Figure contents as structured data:
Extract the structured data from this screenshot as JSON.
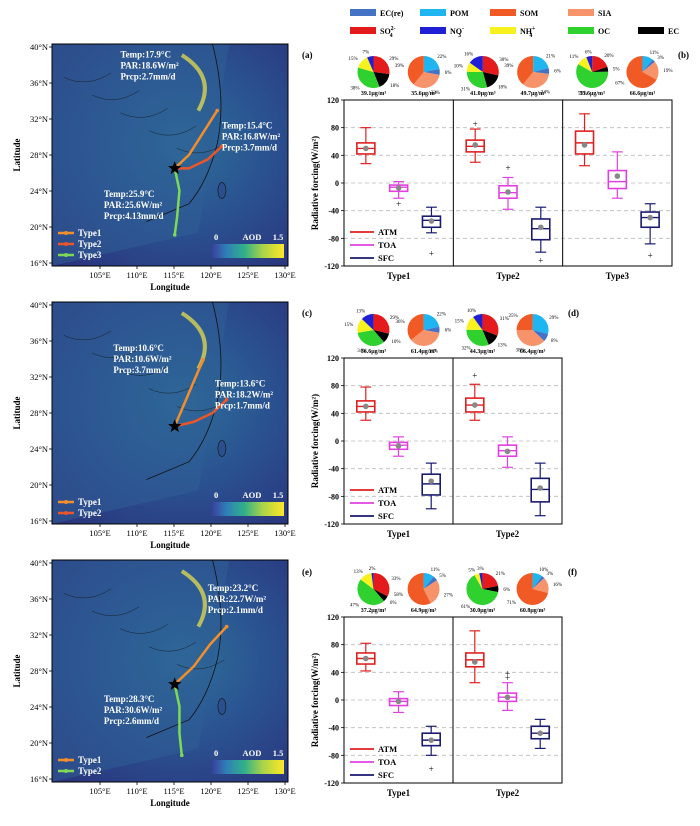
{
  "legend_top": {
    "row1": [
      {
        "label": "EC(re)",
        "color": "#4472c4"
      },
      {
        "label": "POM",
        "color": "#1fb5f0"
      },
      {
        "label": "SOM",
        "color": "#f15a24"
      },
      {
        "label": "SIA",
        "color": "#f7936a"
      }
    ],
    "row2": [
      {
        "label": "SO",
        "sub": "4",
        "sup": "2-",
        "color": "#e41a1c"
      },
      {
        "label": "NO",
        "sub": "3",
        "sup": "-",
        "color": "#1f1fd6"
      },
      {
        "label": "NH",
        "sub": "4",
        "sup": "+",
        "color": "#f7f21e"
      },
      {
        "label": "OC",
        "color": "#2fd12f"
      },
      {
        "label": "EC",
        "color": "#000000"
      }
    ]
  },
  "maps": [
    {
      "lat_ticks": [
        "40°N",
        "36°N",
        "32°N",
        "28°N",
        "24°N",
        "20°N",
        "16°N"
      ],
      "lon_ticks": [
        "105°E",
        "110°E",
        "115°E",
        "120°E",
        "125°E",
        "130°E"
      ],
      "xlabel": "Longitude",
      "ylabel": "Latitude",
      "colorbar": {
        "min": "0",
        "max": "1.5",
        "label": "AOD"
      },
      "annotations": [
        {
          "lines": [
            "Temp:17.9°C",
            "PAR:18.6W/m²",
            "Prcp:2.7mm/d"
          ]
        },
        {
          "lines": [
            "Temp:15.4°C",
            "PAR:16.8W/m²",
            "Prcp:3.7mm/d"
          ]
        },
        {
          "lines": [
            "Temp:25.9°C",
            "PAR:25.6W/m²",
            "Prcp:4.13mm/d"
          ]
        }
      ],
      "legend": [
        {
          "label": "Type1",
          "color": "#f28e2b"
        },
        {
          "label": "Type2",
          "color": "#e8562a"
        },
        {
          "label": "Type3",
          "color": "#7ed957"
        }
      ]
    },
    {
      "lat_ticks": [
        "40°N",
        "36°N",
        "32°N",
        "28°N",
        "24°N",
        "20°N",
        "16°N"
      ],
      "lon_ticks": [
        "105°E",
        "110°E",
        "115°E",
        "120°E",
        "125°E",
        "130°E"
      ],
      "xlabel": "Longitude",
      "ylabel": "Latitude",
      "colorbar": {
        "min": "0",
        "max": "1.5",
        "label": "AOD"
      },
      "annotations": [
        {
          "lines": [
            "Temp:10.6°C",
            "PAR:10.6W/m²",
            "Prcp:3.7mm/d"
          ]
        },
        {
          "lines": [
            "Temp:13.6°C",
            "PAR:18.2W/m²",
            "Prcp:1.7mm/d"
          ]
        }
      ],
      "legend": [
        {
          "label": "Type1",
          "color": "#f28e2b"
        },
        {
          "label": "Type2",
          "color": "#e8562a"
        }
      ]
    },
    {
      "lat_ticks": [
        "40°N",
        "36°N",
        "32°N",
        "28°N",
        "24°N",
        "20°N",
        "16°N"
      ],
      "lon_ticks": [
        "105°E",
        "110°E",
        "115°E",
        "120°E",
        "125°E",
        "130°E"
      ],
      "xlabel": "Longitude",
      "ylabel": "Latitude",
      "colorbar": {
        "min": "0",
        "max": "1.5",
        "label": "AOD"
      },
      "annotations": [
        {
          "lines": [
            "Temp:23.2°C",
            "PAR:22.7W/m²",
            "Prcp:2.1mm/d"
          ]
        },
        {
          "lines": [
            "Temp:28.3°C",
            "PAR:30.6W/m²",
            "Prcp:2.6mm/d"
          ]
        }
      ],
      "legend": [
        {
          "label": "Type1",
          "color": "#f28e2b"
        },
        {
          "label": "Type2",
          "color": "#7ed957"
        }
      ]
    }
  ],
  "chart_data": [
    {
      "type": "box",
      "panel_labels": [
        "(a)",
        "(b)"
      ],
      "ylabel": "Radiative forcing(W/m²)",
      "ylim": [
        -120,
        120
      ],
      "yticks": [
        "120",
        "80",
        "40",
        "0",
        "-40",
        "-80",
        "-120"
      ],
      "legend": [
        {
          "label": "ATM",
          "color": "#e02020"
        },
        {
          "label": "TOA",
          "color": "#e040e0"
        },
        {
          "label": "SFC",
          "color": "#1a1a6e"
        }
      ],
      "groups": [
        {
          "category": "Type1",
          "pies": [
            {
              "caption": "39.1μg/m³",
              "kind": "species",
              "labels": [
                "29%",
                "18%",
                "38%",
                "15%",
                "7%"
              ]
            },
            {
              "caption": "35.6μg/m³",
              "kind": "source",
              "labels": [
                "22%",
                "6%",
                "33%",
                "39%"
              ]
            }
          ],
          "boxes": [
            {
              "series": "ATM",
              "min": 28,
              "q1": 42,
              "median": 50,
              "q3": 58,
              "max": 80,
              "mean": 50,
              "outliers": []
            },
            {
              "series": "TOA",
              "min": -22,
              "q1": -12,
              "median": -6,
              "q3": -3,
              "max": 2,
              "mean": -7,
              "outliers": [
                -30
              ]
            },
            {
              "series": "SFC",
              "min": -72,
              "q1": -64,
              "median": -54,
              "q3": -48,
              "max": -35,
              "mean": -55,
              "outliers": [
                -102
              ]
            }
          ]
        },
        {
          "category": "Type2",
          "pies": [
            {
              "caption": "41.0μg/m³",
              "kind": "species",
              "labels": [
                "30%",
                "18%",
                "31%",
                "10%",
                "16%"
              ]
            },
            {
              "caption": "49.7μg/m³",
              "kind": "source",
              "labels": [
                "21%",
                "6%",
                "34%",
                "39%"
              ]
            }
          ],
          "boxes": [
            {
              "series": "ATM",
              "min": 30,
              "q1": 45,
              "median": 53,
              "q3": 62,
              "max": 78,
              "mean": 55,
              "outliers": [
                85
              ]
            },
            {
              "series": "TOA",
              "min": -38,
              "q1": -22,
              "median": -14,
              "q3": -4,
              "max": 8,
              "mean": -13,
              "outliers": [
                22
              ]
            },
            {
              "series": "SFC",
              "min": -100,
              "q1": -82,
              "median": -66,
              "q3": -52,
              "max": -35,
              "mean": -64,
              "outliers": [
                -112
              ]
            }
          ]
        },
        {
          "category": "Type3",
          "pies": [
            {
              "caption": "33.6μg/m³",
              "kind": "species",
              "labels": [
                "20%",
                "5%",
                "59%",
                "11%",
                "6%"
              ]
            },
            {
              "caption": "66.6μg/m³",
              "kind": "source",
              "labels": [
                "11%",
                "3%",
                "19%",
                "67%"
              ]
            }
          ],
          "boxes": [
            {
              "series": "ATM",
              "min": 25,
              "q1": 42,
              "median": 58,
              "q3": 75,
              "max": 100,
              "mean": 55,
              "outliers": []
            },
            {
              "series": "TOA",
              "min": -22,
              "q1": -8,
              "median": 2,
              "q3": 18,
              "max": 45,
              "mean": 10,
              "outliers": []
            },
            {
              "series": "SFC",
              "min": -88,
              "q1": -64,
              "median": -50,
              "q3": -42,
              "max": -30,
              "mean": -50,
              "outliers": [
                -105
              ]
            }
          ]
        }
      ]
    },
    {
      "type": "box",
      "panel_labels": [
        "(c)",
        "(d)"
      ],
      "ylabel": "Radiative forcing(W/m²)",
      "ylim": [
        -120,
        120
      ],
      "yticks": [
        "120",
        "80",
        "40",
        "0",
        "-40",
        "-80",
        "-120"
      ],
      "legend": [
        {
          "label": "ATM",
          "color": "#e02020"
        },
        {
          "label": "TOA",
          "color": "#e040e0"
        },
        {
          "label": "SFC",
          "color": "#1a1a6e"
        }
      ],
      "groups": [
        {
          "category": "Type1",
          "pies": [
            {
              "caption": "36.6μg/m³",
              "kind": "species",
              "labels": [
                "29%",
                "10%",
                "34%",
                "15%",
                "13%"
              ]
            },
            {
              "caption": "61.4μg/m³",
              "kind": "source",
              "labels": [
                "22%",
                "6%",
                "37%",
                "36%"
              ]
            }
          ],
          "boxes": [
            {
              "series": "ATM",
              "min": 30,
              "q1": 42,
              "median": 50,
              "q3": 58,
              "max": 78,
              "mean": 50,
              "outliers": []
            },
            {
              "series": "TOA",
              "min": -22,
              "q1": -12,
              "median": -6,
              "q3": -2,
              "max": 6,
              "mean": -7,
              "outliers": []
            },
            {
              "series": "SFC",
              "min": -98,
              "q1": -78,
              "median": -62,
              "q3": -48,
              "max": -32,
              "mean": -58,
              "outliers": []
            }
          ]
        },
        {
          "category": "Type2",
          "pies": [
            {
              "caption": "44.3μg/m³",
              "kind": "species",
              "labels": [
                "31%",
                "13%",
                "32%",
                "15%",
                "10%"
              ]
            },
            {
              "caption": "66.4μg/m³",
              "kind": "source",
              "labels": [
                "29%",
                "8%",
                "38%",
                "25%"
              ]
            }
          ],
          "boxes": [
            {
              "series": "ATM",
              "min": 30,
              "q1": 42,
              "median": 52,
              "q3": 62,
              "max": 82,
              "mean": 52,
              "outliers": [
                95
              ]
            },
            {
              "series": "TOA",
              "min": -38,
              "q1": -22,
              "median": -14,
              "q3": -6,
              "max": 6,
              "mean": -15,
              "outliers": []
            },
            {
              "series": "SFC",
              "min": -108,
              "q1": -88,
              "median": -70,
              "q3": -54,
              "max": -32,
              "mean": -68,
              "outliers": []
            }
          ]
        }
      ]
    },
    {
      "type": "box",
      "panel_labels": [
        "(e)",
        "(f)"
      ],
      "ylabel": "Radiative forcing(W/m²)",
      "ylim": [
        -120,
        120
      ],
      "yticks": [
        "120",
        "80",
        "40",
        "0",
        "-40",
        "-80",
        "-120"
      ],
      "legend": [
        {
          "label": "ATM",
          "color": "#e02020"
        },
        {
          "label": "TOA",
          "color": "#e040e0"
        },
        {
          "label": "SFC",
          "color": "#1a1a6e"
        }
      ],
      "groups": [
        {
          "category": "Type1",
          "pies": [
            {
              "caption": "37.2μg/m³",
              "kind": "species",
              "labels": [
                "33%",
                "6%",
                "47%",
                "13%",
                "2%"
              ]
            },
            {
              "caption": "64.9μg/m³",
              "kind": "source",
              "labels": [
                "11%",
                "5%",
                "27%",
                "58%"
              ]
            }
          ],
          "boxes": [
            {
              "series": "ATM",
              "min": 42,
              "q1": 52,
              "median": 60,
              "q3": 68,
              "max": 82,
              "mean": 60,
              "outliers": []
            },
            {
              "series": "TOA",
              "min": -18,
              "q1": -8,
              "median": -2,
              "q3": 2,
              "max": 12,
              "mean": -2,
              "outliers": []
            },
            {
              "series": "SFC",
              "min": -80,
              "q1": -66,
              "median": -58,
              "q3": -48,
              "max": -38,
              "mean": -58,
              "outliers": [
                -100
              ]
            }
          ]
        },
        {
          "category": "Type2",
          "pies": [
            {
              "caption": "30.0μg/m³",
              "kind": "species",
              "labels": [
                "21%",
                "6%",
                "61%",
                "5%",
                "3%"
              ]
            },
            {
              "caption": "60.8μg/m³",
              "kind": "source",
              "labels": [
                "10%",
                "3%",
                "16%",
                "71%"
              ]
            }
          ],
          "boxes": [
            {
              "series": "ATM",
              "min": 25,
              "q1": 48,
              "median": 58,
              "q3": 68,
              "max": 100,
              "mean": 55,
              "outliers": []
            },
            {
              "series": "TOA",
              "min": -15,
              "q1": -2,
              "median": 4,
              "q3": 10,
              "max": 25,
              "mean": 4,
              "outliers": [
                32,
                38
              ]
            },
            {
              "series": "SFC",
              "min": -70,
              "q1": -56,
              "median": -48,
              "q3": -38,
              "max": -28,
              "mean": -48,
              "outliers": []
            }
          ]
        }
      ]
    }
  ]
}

--

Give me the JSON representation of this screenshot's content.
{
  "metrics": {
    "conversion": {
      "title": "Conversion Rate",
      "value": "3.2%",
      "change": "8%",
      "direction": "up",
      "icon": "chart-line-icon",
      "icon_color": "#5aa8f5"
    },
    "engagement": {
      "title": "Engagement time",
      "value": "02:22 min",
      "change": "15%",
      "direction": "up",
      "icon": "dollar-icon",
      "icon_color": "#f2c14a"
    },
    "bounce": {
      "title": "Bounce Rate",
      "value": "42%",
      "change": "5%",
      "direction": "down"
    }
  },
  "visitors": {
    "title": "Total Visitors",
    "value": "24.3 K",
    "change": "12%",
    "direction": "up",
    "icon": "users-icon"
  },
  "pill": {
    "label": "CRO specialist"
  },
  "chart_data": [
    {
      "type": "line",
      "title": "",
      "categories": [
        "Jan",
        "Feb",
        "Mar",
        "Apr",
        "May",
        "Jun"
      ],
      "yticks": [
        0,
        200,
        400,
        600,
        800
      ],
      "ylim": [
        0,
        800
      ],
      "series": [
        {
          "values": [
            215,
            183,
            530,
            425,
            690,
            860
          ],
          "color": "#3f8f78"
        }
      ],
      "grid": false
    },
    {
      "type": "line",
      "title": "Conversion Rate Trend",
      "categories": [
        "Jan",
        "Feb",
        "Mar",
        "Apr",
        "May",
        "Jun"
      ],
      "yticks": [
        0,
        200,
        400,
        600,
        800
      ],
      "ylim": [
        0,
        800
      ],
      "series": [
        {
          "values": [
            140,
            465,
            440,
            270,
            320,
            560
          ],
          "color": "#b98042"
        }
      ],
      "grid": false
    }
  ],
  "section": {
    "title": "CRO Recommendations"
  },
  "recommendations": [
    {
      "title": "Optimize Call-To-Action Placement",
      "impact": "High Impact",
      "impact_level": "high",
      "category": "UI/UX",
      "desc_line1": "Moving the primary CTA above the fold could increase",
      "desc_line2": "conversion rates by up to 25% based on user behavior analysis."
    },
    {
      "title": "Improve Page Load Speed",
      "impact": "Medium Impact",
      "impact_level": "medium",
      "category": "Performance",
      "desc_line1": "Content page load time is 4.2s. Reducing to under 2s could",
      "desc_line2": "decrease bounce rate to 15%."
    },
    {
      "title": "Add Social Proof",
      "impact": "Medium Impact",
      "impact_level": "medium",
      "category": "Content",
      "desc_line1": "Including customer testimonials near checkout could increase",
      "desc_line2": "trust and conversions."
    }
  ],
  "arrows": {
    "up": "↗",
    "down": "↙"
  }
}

**Task details:** Work out how many lines above contain the word "JSON". Give only the number.

**Reply to the exercise:** 2